Material shown —
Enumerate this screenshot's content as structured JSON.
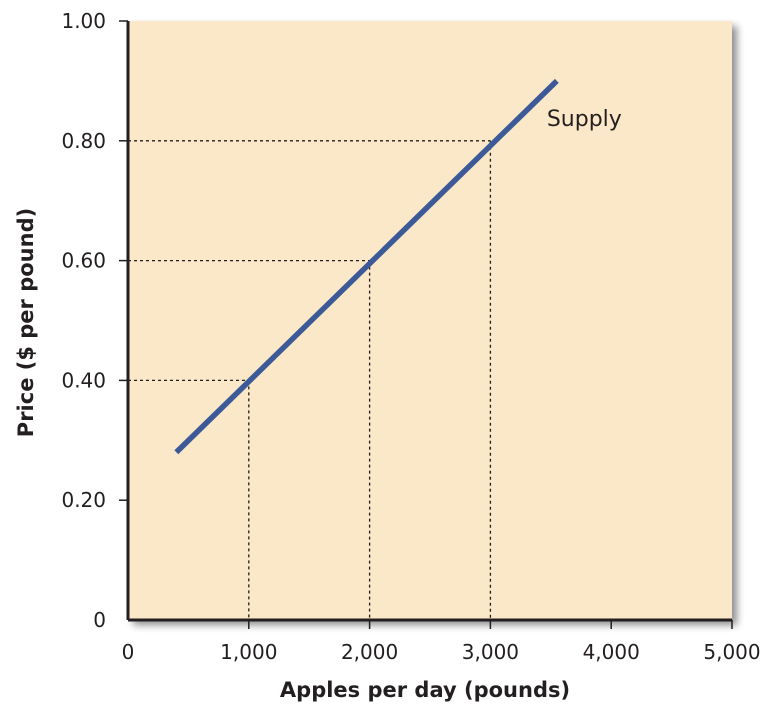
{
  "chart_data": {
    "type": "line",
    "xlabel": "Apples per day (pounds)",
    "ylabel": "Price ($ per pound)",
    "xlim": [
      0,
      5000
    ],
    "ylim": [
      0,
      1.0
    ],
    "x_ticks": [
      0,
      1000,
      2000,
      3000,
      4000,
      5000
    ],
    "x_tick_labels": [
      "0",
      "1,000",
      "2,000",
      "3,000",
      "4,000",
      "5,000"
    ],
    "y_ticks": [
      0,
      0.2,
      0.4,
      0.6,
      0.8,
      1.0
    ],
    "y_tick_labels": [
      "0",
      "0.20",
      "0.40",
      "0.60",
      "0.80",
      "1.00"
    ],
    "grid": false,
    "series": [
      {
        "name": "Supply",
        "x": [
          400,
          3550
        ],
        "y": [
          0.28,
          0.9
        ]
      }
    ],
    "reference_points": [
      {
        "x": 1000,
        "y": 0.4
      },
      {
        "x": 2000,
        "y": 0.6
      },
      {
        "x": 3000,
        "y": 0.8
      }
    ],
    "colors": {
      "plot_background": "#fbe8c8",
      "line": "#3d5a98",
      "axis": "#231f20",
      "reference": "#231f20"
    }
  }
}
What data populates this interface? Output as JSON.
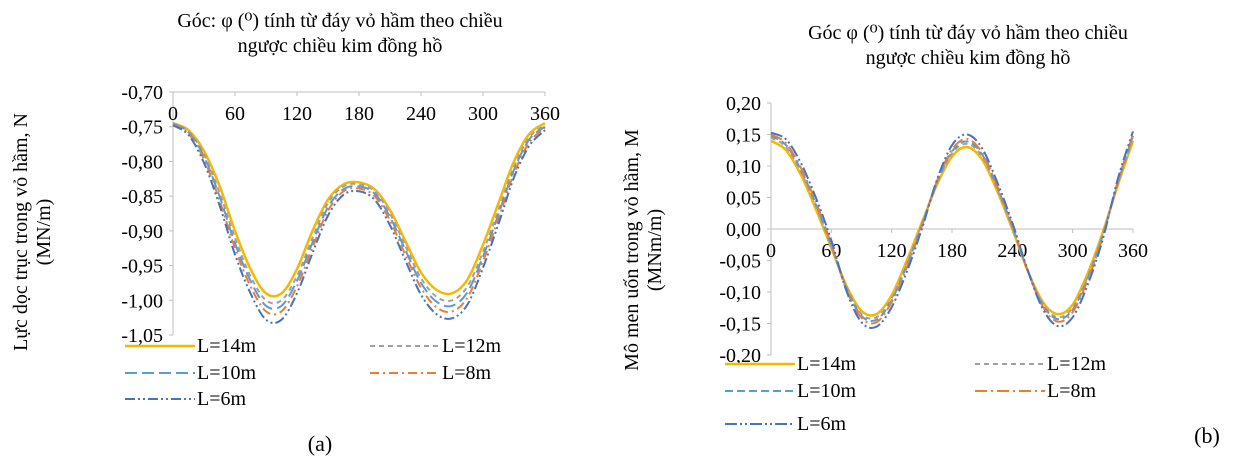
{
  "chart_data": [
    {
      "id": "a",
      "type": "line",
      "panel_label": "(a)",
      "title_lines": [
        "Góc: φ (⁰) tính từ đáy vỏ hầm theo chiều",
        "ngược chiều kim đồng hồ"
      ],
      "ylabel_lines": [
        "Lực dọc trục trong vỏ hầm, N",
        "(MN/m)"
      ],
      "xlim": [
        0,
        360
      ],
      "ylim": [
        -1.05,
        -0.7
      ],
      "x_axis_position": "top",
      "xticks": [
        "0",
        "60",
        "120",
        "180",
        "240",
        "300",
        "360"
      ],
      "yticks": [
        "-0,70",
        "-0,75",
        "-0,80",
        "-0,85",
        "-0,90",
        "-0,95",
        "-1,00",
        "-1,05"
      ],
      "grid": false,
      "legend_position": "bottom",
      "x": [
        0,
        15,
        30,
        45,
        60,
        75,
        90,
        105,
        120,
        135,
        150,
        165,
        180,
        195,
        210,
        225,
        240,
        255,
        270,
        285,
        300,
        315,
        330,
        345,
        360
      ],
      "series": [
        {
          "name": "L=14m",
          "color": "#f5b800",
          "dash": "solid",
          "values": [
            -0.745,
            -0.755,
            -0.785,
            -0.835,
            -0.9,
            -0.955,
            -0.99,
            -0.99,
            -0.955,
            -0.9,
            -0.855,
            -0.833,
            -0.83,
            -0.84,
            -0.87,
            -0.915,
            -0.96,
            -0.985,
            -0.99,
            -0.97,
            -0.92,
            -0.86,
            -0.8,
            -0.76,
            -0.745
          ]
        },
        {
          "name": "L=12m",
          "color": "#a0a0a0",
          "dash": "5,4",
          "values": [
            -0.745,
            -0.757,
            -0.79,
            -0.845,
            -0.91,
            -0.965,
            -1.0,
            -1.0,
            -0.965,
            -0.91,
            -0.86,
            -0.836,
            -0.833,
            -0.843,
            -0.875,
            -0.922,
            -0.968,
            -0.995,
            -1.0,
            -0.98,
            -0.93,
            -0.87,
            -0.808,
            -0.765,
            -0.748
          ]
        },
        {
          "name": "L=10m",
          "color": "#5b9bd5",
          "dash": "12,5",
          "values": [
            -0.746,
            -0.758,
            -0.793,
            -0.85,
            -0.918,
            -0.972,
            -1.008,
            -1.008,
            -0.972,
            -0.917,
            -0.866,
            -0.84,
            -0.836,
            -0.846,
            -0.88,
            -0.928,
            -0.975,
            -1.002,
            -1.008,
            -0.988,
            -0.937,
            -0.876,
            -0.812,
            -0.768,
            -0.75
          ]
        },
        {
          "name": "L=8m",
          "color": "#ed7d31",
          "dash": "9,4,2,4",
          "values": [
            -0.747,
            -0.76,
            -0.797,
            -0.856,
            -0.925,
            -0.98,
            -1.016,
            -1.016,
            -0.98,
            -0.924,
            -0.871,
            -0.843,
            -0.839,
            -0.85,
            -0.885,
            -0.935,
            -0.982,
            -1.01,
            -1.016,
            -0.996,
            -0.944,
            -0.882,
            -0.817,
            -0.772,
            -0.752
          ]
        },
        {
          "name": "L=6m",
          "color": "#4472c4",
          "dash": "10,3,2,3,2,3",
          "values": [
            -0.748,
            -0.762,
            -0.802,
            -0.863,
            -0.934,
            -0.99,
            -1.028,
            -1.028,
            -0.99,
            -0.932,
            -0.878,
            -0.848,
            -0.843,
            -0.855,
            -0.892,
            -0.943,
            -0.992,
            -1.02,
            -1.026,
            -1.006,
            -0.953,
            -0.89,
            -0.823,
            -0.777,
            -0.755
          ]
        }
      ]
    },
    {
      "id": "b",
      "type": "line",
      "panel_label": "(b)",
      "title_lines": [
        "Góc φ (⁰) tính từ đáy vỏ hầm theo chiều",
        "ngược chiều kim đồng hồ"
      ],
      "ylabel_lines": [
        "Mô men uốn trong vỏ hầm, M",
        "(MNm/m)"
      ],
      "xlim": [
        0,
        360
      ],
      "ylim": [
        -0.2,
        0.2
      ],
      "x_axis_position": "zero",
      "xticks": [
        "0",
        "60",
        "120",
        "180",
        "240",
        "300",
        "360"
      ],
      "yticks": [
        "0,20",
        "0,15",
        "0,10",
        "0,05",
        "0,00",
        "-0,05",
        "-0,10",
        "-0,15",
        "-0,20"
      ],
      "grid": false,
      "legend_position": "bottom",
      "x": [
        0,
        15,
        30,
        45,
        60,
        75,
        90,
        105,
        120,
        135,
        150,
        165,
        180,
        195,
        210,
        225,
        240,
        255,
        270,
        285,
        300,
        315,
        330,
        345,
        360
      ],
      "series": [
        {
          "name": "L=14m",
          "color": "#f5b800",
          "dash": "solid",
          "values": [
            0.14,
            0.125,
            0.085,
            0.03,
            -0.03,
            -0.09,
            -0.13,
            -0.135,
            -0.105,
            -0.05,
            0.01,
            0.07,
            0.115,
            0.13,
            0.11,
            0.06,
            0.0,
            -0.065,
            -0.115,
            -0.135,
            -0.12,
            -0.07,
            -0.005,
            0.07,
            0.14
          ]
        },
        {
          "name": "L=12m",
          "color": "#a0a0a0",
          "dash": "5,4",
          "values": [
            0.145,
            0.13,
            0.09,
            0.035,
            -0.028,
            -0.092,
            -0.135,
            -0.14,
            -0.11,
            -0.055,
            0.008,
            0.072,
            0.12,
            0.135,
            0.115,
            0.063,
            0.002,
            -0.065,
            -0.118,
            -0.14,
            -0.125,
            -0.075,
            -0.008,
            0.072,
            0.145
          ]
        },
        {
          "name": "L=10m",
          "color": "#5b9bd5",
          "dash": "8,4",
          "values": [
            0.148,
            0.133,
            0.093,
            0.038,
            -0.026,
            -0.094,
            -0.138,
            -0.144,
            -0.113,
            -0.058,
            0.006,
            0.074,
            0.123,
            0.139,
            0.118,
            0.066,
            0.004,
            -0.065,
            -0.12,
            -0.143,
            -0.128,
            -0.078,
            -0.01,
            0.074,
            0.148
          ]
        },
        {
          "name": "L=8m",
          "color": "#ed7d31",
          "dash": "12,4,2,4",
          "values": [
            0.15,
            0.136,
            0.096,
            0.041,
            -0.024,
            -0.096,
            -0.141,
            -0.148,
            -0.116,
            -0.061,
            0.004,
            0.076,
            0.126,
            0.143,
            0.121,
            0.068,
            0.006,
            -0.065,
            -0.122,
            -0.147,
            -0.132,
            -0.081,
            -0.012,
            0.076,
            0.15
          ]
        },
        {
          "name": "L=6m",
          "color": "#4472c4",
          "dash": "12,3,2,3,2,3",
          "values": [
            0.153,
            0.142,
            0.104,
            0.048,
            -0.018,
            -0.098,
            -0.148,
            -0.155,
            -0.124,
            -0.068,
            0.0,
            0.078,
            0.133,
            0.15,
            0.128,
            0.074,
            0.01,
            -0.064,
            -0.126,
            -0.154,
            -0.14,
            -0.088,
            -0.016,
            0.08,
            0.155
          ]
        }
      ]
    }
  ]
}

Request —
Look through the material above and work out how many of its lines contain "theo". State the number only.

Final result —
2